## Exercise description
Copy the listing below word for word, from the line containing "prompt-path: Code/practice/shoutcast xyxy=(61,71,235,86)" down to the line containing "close-button[interactable] xyxy=(64,37,76,49)", including both.

## Given data
------------

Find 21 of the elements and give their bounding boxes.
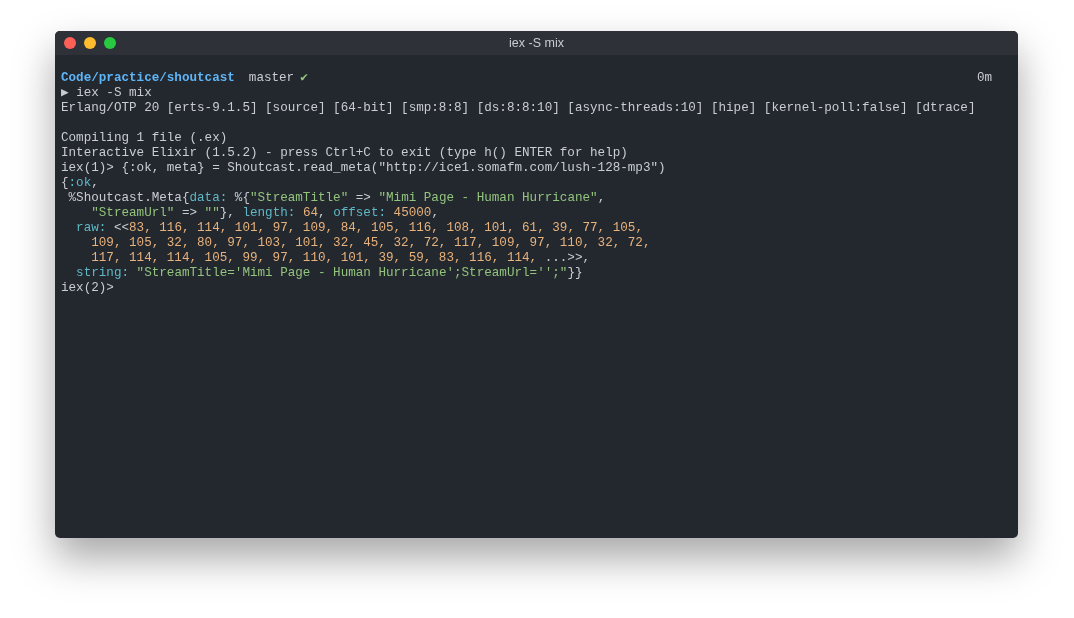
prompt-path: Code/practice/shoutcast xyxy=(61,71,235,86)
terminal-line: Erlang/OTP 20 [erts-9.1.5] [source] [64-bit] [smp:8:8] [ds:8:8:10] [async-threads:10] [hipe] [kernel-poll:false] [dtrace] xyxy=(61,101,976,115)
window-title: iex -S mix xyxy=(509,34,564,52)
terminal-line: iex(2)> xyxy=(61,281,114,295)
zoom-button[interactable] xyxy=(104,37,116,49)
terminal-line: "StreamUrl" => ""}, length: 64, offset: 45000, xyxy=(90,206,439,220)
terminal-line: raw: <<83, 116, 114, 101, 97, 109, 84, 105, 116, 108, 101, 61, 39, 77, 105, xyxy=(75,221,643,235)
terminal-line: {:ok, xyxy=(61,176,99,190)
terminal-line: %Shoutcast.Meta{data: %{"StreamTitle" => "Mimi Page - Human Hurricane", xyxy=(67,191,606,205)
git-branch: master xyxy=(248,71,295,86)
terminal-line: iex(1)> {:ok, meta} = Shoutcast.read_meta("http://ice1.somafm.com/lush-128-mp3") xyxy=(61,161,666,175)
terminal-line: string: "StreamTitle='Mimi Page - Human Hurricane';StreamUrl='';"}} xyxy=(75,266,583,280)
terminal-line: Compiling 1 file (.ex) xyxy=(61,131,228,145)
terminal-line: ▶ iex -S mix xyxy=(61,86,152,100)
close-button[interactable] xyxy=(64,37,76,49)
minimize-button[interactable] xyxy=(84,37,96,49)
terminal-line: 109, 105, 32, 80, 97, 103, 101, 32, 45, 32, 72, 117, 109, 97, 110, 32, 72, xyxy=(90,236,651,250)
status-mark: ✔ xyxy=(300,71,308,86)
terminal-line: Interactive Elixir (1.5.2) - press Ctrl+C to exit (type h() ENTER for help) xyxy=(61,146,628,160)
elapsed-time: 0m xyxy=(976,71,992,86)
terminal-line: 117, 114, 114, 105, 99, 97, 110, 101, 39, 59, 83, 116, 114, ...>>, xyxy=(90,251,591,265)
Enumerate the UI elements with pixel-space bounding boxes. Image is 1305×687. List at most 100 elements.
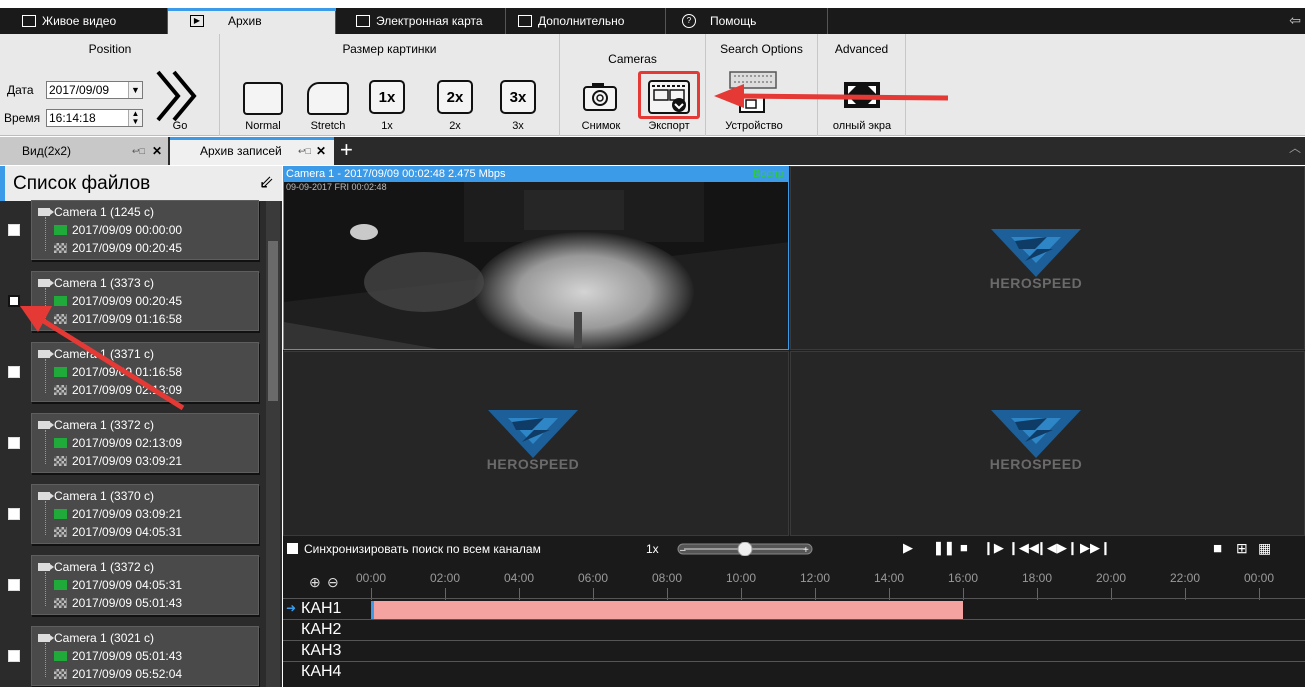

------------

## Written solution
prompt-path: Code/practice/shoutcast xyxy=(61,71,235,86)
terminal-line: Erlang/OTP 20 [erts-9.1.5] [source] [64-bit] [smp:8:8] [ds:8:8:10] [async-threads:10] [hipe] [kernel-poll:false] [dtrace] xyxy=(61,101,976,115)
window-title: iex -S mix xyxy=(509,34,564,52)
terminal-line: iex(2)> xyxy=(61,281,114,295)
zoom-button[interactable] xyxy=(104,37,116,49)
terminal-line: "StreamUrl" => ""}, length: 64, offset: 45000, xyxy=(90,206,439,220)
terminal-line: raw: <<83, 116, 114, 101, 97, 109, 84, 105, 116, 108, 101, 61, 39, 77, 105, xyxy=(75,221,643,235)
terminal-line: {:ok, xyxy=(61,176,99,190)
terminal-line: %Shoutcast.Meta{data: %{"StreamTitle" => "Mimi Page - Human Hurricane", xyxy=(67,191,606,205)
git-branch: master xyxy=(248,71,295,86)
terminal-line: iex(1)> {:ok, meta} = Shoutcast.read_meta("http://ice1.somafm.com/lush-128-mp3") xyxy=(61,161,666,175)
terminal-line: string: "StreamTitle='Mimi Page - Human Hurricane';StreamUrl='';"}} xyxy=(75,266,583,280)
terminal-line: Compiling 1 file (.ex) xyxy=(61,131,228,145)
terminal-line: ▶ iex -S mix xyxy=(61,86,152,100)
close-button[interactable] xyxy=(64,37,76,49)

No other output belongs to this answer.